> [Records for the task]:

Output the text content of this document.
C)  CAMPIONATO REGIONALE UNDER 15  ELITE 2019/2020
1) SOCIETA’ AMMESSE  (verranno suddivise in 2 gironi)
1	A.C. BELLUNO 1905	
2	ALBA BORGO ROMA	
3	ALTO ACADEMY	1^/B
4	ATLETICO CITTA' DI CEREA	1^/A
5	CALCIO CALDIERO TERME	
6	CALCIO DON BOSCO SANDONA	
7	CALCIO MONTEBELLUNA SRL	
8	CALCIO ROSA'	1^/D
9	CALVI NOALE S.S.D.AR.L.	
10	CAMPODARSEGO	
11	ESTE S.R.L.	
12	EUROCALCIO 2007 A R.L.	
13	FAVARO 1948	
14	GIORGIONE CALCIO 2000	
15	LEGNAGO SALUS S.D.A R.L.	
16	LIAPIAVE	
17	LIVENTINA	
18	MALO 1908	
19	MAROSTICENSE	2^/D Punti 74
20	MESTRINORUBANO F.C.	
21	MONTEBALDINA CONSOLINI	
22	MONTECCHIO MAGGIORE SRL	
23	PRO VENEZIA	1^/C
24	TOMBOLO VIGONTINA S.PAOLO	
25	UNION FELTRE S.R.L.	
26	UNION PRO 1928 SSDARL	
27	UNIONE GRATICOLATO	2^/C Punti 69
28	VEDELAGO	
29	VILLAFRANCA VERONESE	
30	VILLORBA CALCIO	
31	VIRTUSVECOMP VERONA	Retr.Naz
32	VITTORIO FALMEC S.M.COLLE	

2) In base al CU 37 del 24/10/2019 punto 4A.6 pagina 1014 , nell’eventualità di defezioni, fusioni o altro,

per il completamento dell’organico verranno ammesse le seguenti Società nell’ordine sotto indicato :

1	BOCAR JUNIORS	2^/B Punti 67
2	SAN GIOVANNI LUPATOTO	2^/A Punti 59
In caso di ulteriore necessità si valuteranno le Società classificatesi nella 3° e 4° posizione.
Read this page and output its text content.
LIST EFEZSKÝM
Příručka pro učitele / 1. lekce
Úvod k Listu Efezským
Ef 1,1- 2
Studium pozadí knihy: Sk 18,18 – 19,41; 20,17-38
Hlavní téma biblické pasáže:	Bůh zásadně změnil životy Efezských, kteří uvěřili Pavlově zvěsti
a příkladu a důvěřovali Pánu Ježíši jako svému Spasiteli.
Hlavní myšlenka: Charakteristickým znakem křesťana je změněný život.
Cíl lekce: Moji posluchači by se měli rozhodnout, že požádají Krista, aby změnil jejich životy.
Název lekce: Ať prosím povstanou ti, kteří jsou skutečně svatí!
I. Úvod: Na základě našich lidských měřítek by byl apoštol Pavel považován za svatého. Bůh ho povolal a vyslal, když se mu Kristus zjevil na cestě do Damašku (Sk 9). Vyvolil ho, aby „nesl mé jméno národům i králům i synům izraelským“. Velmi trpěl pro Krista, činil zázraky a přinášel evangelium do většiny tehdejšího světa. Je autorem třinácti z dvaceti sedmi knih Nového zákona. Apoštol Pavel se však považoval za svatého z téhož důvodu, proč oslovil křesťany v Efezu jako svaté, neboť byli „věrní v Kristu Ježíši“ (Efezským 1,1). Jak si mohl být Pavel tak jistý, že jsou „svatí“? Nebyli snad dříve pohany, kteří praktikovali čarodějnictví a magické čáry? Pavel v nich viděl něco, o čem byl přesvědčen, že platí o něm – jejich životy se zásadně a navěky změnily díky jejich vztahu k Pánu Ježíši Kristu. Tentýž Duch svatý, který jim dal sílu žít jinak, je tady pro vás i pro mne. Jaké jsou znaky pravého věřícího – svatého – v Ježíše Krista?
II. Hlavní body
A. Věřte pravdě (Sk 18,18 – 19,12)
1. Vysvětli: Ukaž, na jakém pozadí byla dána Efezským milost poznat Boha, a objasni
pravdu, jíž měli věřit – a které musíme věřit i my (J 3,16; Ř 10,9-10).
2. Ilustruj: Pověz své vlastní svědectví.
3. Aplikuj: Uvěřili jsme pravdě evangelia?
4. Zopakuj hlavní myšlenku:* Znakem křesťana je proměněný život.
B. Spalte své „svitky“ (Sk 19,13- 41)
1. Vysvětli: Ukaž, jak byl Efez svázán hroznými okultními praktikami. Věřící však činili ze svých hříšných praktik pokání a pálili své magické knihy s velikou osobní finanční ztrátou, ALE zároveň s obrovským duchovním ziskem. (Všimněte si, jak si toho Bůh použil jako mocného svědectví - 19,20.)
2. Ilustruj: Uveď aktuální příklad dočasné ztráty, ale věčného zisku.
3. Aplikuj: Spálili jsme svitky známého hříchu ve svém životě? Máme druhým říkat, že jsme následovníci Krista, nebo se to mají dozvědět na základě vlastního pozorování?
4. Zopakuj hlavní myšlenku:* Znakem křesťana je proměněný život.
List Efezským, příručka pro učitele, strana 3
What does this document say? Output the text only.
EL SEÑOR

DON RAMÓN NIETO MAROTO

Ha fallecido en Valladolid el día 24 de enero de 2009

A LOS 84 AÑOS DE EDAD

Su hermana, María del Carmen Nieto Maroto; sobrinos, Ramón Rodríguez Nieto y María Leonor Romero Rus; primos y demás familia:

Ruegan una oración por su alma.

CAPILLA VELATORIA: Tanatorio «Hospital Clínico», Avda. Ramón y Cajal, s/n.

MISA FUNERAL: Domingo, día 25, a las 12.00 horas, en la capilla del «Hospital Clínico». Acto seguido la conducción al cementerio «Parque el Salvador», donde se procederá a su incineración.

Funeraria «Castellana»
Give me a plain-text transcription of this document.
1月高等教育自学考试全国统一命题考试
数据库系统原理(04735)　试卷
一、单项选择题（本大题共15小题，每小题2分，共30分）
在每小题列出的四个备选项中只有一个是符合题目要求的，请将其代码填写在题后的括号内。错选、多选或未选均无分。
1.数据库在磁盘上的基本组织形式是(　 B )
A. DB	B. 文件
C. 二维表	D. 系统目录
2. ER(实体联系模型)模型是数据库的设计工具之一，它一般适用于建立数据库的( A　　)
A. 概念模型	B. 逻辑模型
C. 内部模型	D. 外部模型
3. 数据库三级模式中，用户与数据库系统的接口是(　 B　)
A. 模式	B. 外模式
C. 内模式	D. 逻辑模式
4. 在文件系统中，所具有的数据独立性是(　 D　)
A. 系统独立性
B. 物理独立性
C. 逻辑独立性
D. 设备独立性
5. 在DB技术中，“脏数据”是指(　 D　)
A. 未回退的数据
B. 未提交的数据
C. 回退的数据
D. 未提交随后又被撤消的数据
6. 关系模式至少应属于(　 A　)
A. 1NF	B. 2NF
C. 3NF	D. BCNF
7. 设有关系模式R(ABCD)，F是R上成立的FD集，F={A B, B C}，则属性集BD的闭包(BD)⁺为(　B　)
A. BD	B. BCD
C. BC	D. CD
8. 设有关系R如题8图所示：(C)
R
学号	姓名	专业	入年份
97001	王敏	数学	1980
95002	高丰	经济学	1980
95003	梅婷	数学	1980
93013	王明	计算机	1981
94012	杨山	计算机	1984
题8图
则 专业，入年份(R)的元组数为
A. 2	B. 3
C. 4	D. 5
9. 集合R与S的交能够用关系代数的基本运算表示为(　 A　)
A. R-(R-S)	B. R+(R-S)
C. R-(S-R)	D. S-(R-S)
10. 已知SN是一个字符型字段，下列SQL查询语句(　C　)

> [What you have to do]: Repeat the records above exactly as they appear.

> [Response to the exercise]:
Output the text content of this document.
C)  CAMPIONATO REGIONALE UNDER 15  ELITE 2019/2020
1) SOCIETA’ AMMESSE  (verranno suddivise in 2 gironi)
1	A.C. BELLUNO 1905	
2	ALBA BORGO ROMA	
3	ALTO ACADEMY	1^/B
4	ATLETICO CITTA' DI CEREA	1^/A
5	CALCIO CALDIERO TERME	
6	CALCIO DON BOSCO SANDONA	
7	CALCIO MONTEBELLUNA SRL	
8	CALCIO ROSA'	1^/D
9	CALVI NOALE S.S.D.AR.L.	
10	CAMPODARSEGO	
11	ESTE S.R.L.	
12	EUROCALCIO 2007 A R.L.	
13	FAVARO 1948	
14	GIORGIONE CALCIO 2000	
15	LEGNAGO SALUS S.D.A R.L.	
16	LIAPIAVE	
17	LIVENTINA	
18	MALO 1908	
19	MAROSTICENSE	2^/D Punti 74
20	MESTRINORUBANO F.C.	
21	MONTEBALDINA CONSOLINI	
22	MONTECCHIO MAGGIORE SRL	
23	PRO VENEZIA	1^/C
24	TOMBOLO VIGONTINA S.PAOLO	
25	UNION FELTRE S.R.L.	
26	UNION PRO 1928 SSDARL	
27	UNIONE GRATICOLATO	2^/C Punti 69
28	VEDELAGO	
29	VILLAFRANCA VERONESE	
30	VILLORBA CALCIO	
31	VIRTUSVECOMP VERONA	Retr.Naz
32	VITTORIO FALMEC S.M.COLLE	

2) In base al CU 37 del 24/10/2019 punto 4A.6 pagina 1014 , nell’eventualità di defezioni, fusioni o altro,

per il completamento dell’organico verranno ammesse le seguenti Società nell’ordine sotto indicato :

1	BOCAR JUNIORS	2^/B Punti 67
2	SAN GIOVANNI LUPATOTO	2^/A Punti 59
In caso di ulteriore necessità si valuteranno le Società classificatesi nella 3° e 4° posizione.
Read this page and output its text content.
LIST EFEZSKÝM
Příručka pro učitele / 1. lekce
Úvod k Listu Efezským
Ef 1,1- 2
Studium pozadí knihy: Sk 18,18 – 19,41; 20,17-38
Hlavní téma biblické pasáže:	Bůh zásadně změnil životy Efezských, kteří uvěřili Pavlově zvěsti
a příkladu a důvěřovali Pánu Ježíši jako svému Spasiteli.
Hlavní myšlenka: Charakteristickým znakem křesťana je změněný život.
Cíl lekce: Moji posluchači by se měli rozhodnout, že požádají Krista, aby změnil jejich životy.
Název lekce: Ať prosím povstanou ti, kteří jsou skutečně svatí!
I. Úvod: Na základě našich lidských měřítek by byl apoštol Pavel považován za svatého. Bůh ho povolal a vyslal, když se mu Kristus zjevil na cestě do Damašku (Sk 9). Vyvolil ho, aby „nesl mé jméno národům i králům i synům izraelským“. Velmi trpěl pro Krista, činil zázraky a přinášel evangelium do většiny tehdejšího světa. Je autorem třinácti z dvaceti sedmi knih Nového zákona. Apoštol Pavel se však považoval za svatého z téhož důvodu, proč oslovil křesťany v Efezu jako svaté, neboť byli „věrní v Kristu Ježíši“ (Efezským 1,1). Jak si mohl být Pavel tak jistý, že jsou „svatí“? Nebyli snad dříve pohany, kteří praktikovali čarodějnictví a magické čáry? Pavel v nich viděl něco, o čem byl přesvědčen, že platí o něm – jejich životy se zásadně a navěky změnily díky jejich vztahu k Pánu Ježíši Kristu. Tentýž Duch svatý, který jim dal sílu žít jinak, je tady pro vás i pro mne. Jaké jsou znaky pravého věřícího – svatého – v Ježíše Krista?
II. Hlavní body
A. Věřte pravdě (Sk 18,18 – 19,12)
1. Vysvětli: Ukaž, na jakém pozadí byla dána Efezským milost poznat Boha, a objasni
pravdu, jíž měli věřit – a které musíme věřit i my (J 3,16; Ř 10,9-10).
2. Ilustruj: Pověz své vlastní svědectví.
3. Aplikuj: Uvěřili jsme pravdě evangelia?
4. Zopakuj hlavní myšlenku:* Znakem křesťana je proměněný život.
B. Spalte své „svitky“ (Sk 19,13- 41)
1. Vysvětli: Ukaž, jak byl Efez svázán hroznými okultními praktikami. Věřící však činili ze svých hříšných praktik pokání a pálili své magické knihy s velikou osobní finanční ztrátou, ALE zároveň s obrovským duchovním ziskem. (Všimněte si, jak si toho Bůh použil jako mocného svědectví - 19,20.)
2. Ilustruj: Uveď aktuální příklad dočasné ztráty, ale věčného zisku.
3. Aplikuj: Spálili jsme svitky známého hříchu ve svém životě? Máme druhým říkat, že jsme následovníci Krista, nebo se to mají dozvědět na základě vlastního pozorování?
4. Zopakuj hlavní myšlenku:* Znakem křesťana je proměněný život.
List Efezským, příručka pro učitele, strana 3
What does this document say? Output the text only.
EL SEÑOR

DON RAMÓN NIETO MAROTO

Ha fallecido en Valladolid el día 24 de enero de 2009

A LOS 84 AÑOS DE EDAD

Su hermana, María del Carmen Nieto Maroto; sobrinos, Ramón Rodríguez Nieto y María Leonor Romero Rus; primos y demás familia:

Ruegan una oración por su alma.

CAPILLA VELATORIA: Tanatorio «Hospital Clínico», Avda. Ramón y Cajal, s/n.

MISA FUNERAL: Domingo, día 25, a las 12.00 horas, en la capilla del «Hospital Clínico». Acto seguido la conducción al cementerio «Parque el Salvador», donde se procederá a su incineración.

Funeraria «Castellana»
Give me a plain-text transcription of this document.
1月高等教育自学考试全国统一命题考试
数据库系统原理(04735)　试卷
一、单项选择题（本大题共15小题，每小题2分，共30分）
在每小题列出的四个备选项中只有一个是符合题目要求的，请将其代码填写在题后的括号内。错选、多选或未选均无分。
1.数据库在磁盘上的基本组织形式是(　 B )
A. DB	B. 文件
C. 二维表	D. 系统目录
2. ER(实体联系模型)模型是数据库的设计工具之一，它一般适用于建立数据库的( A　　)
A. 概念模型	B. 逻辑模型
C. 内部模型	D. 外部模型
3. 数据库三级模式中，用户与数据库系统的接口是(　 B　)
A. 模式	B. 外模式
C. 内模式	D. 逻辑模式
4. 在文件系统中，所具有的数据独立性是(　 D　)
A. 系统独立性
B. 物理独立性
C. 逻辑独立性
D. 设备独立性
5. 在DB技术中，“脏数据”是指(　 D　)
A. 未回退的数据
B. 未提交的数据
C. 回退的数据
D. 未提交随后又被撤消的数据
6. 关系模式至少应属于(　 A　)
A. 1NF	B. 2NF
C. 3NF	D. BCNF
7. 设有关系模式R(ABCD)，F是R上成立的FD集，F={A B, B C}，则属性集BD的闭包(BD)⁺为(　B　)
A. BD	B. BCD
C. BC	D. CD
8. 设有关系R如题8图所示：(C)
R
学号	姓名	专业	入年份
97001	王敏	数学	1980
95002	高丰	经济学	1980
95003	梅婷	数学	1980
93013	王明	计算机	1981
94012	杨山	计算机	1984
题8图
则 专业，入年份(R)的元组数为
A. 2	B. 3
C. 4	D. 5
9. 集合R与S的交能够用关系代数的基本运算表示为(　 A　)
A. R-(R-S)	B. R+(R-S)
C. R-(S-R)	D. S-(R-S)
10. 已知SN是一个字符型字段，下列SQL查询语句(　C　)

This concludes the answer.